═════ Page excerpt
# Elite Option 7



## GillCommander (Jan 14, 2017)

Did anyone get to shoot this bow at ATA?


----------



## Al.hunter (Jan 14, 2017)

I stopped by the local archery shop today and was able to shoot it.  Very sweet shooting bow.  Very smooth on the draw and shot.  Hands down the fastest bow Elite has ever made.  Was not sure how much I liked the looks of it until I saw it in person and held it.  The grip is awesome!!


----------



## GillCommander (Jan 14, 2017)

Al.hunter thank you for the info. I found a dealer close to home and im going to go check it out.


----------



## JSnake (Jan 17, 2017)

I'm interested to shoot this bow as well. Have to take one for a spin sometime this spring.
══════════
═════ Extracted records
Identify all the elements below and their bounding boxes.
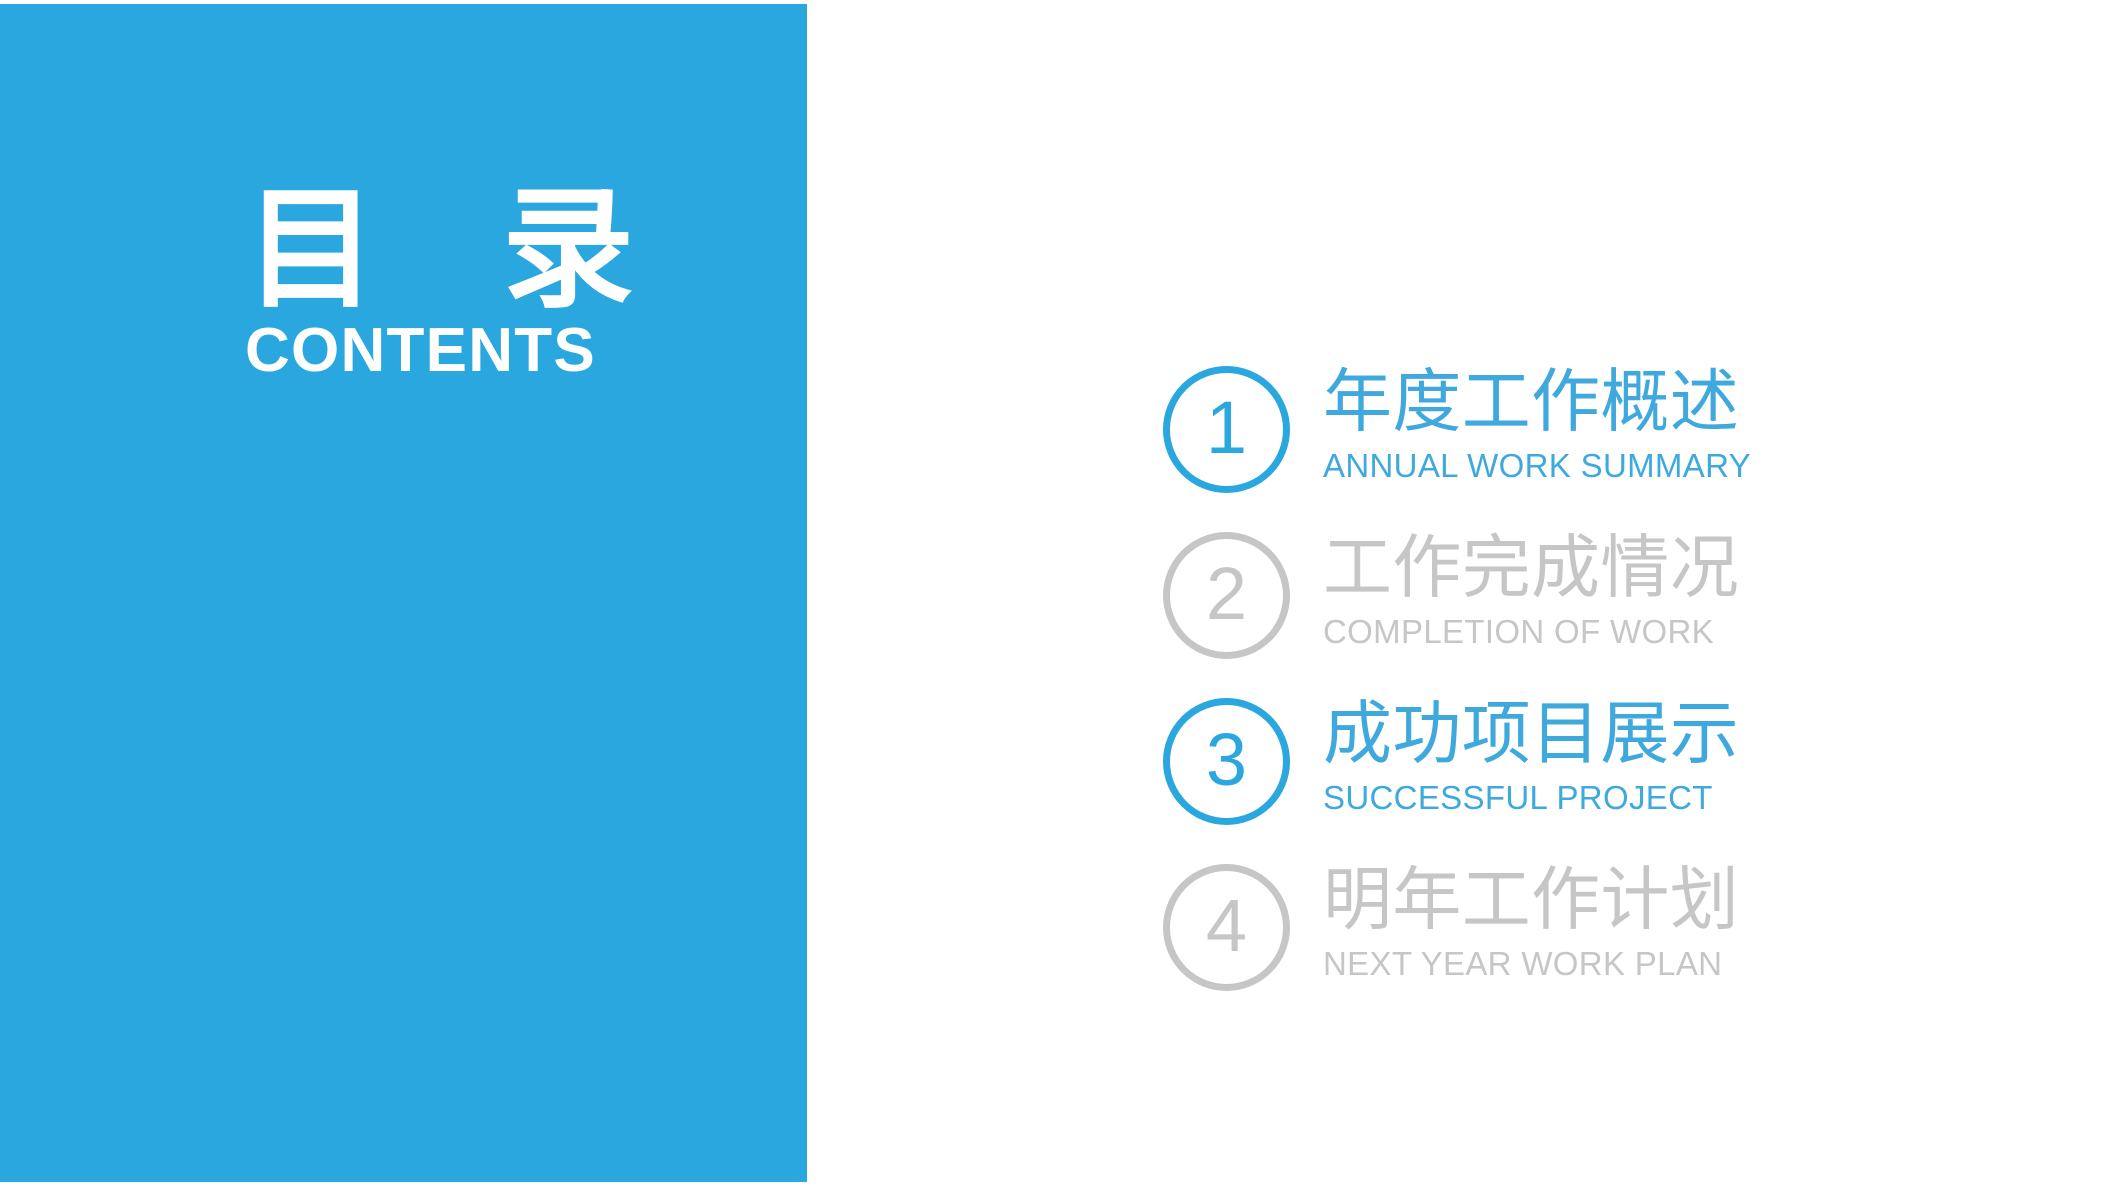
contents-item-title-chinese: 明年工作计划 [1323, 866, 1739, 935]
contents-item-title-english: ANNUAL WORK SUMMARY [1323, 449, 1751, 482]
contents-item-text: 明年工作计划 NEXT YEAR WORK PLAN [1323, 864, 1739, 980]
contents-item-title-chinese: 工作完成情况 [1323, 534, 1739, 603]
number-circle-icon: 3 [1163, 698, 1290, 825]
item-number: 3 [1206, 723, 1247, 797]
contents-item-text: 成功项目展示 SUCCESSFUL PROJECT [1323, 698, 1739, 814]
page-title-chinese: 目 录 [245, 184, 675, 316]
number-circle-icon: 4 [1163, 864, 1290, 991]
number-circle-icon: 1 [1163, 366, 1290, 493]
contents-slide: 目 录 CONTENTS 1 年度工作概述 ANNUAL WORK SUMMAR… [0, 0, 2109, 1186]
contents-item-title-chinese: 年度工作概述 [1323, 368, 1751, 437]
title-block: 目 录 CONTENTS [245, 184, 675, 382]
contents-item-3[interactable]: 3 成功项目展示 SUCCESSFUL PROJECT [1163, 698, 2023, 864]
contents-item-text: 工作完成情况 COMPLETION OF WORK [1323, 532, 1739, 648]
contents-item-title-chinese: 成功项目展示 [1323, 700, 1739, 769]
number-circle-icon: 2 [1163, 532, 1290, 659]
left-blue-panel: 目 录 CONTENTS [0, 4, 807, 1182]
contents-item-text: 年度工作概述 ANNUAL WORK SUMMARY [1323, 366, 1751, 482]
contents-item-title-english: SUCCESSFUL PROJECT [1323, 781, 1739, 814]
contents-item-title-english: NEXT YEAR WORK PLAN [1323, 947, 1739, 980]
contents-item-1[interactable]: 1 年度工作概述 ANNUAL WORK SUMMARY [1163, 366, 2023, 532]
page-title-english: CONTENTS [245, 320, 675, 382]
item-number: 2 [1206, 557, 1247, 631]
contents-list: 1 年度工作概述 ANNUAL WORK SUMMARY 2 工作完成情况 CO… [1163, 366, 2023, 1030]
contents-item-title-english: COMPLETION OF WORK [1323, 615, 1739, 648]
contents-item-2[interactable]: 2 工作完成情况 COMPLETION OF WORK [1163, 532, 2023, 698]
contents-item-4[interactable]: 4 明年工作计划 NEXT YEAR WORK PLAN [1163, 864, 2023, 1030]
item-number: 4 [1206, 889, 1247, 963]
item-number: 1 [1206, 391, 1247, 465]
══════════
* Challenges *
A. In the records, rewrite the part that opens with the line containing "contents-item-title-chinese: 明年工作计划 [1323, 866, 1739, 935]" and closes with the line containing "contents-item-title-english: SUCCESSFUL PROJECT", switching "number-circle-icon" to "number-badge-icon" and leaving everything else unchanged.
B. Resume the forum thread about the Elite Option 7 bow, continuing on from its last post.

* Responses to the tasks *
A.
contents-item-title-chinese: 明年工作计划 [1323, 866, 1739, 935]
contents-item-title-english: ANNUAL WORK SUMMARY [1323, 449, 1751, 482]
contents-item-text: 明年工作计划 NEXT YEAR WORK PLAN [1323, 864, 1739, 980]
contents-item-title-chinese: 工作完成情况 [1323, 534, 1739, 603]
number-badge-icon: 3 [1163, 698, 1290, 825]
item-number: 3 [1206, 723, 1247, 797]
contents-item-text: 成功项目展示 SUCCESSFUL PROJECT [1323, 698, 1739, 814]
page-title-chinese: 目 录 [245, 184, 675, 316]
number-badge-icon: 4 [1163, 864, 1290, 991]
number-badge-icon: 1 [1163, 366, 1290, 493]
contents-slide: 目 录 CONTENTS 1 年度工作概述 ANNUAL WORK SUMMAR… [0, 0, 2109, 1186]
contents-item-title-chinese: 年度工作概述 [1323, 368, 1751, 437]
title-block: 目 录 CONTENTS [245, 184, 675, 382]
contents-item-3[interactable]: 3 成功项目展示 SUCCESSFUL PROJECT [1163, 698, 2023, 864]
contents-item-text: 工作完成情况 COMPLETION OF WORK [1323, 532, 1739, 648]
contents-item-title-chinese: 成功项目展示 [1323, 700, 1739, 769]
number-badge-icon: 2 [1163, 532, 1290, 659]
left-blue-panel: 目 录 CONTENTS [0, 4, 807, 1182]
contents-item-text: 年度工作概述 ANNUAL WORK SUMMARY [1323, 366, 1751, 482]
contents-item-title-english: SUCCESSFUL PROJECT [1323, 781, 1739, 814]

B.
----------



## bukhuntr (Jan 27, 2017)

I shot it and if you like Hoyt, you'll like it.  Didn't really feel like the Elite that I fell in love with.  Draw cycle and back wall felt like my Hoyt, grip is an Elite.


----------



## Ihunt (Jan 27, 2017)

bukhuntr said:


> Draw cycle and back wall felt like my Hoyt, grip is an Elite.



And price is Carbon!


----------



## 3darcher (Feb 8, 2017)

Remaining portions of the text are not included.